## Supplied information
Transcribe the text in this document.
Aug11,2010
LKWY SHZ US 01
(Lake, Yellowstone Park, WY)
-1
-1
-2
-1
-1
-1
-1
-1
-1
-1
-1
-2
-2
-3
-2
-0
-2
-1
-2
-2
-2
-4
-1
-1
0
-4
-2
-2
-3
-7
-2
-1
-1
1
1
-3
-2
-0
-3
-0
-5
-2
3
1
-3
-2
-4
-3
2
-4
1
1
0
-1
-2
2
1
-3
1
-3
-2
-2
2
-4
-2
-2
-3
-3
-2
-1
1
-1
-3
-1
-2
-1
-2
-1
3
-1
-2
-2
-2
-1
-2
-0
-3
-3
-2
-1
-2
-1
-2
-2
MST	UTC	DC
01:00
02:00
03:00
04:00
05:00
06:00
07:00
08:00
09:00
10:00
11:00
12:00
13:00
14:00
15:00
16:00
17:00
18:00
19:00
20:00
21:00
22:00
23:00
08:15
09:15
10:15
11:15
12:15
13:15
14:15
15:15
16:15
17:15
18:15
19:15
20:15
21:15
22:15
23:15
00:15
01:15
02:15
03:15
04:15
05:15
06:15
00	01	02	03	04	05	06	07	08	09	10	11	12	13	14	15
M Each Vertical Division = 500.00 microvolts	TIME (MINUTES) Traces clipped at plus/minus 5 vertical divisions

## Directions for this task
Using the data above, print every record exactly as shown.

## Final result
Transcribe the text in this document.
Aug11,2010
LKWY SHZ US 01
(Lake, Yellowstone Park, WY)
-1
-1
-2
-1
-1
-1
-1
-1
-1
-1
-1
-2
-2
-3
-2
-0
-2
-1
-2
-2
-2
-4
-1
-1
0
-4
-2
-2
-3
-7
-2
-1
-1
1
1
-3
-2
-0
-3
-0
-5
-2
3
1
-3
-2
-4
-3
2
-4
1
1
0
-1
-2
2
1
-3
1
-3
-2
-2
2
-4
-2
-2
-3
-3
-2
-1
1
-1
-3
-1
-2
-1
-2
-1
3
-1
-2
-2
-2
-1
-2
-0
-3
-3
-2
-1
-2
-1
-2
-2
MST	UTC	DC
01:00
02:00
03:00
04:00
05:00
06:00
07:00
08:00
09:00
10:00
11:00
12:00
13:00
14:00
15:00
16:00
17:00
18:00
19:00
20:00
21:00
22:00
23:00
08:15
09:15
10:15
11:15
12:15
13:15
14:15
15:15
16:15
17:15
18:15
19:15
20:15
21:15
22:15
23:15
00:15
01:15
02:15
03:15
04:15
05:15
06:15
00	01	02	03	04	05	06	07	08	09	10	11	12	13	14	15
M Each Vertical Division = 500.00 microvolts	TIME (MINUTES) Traces clipped at plus/minus 5 vertical divisions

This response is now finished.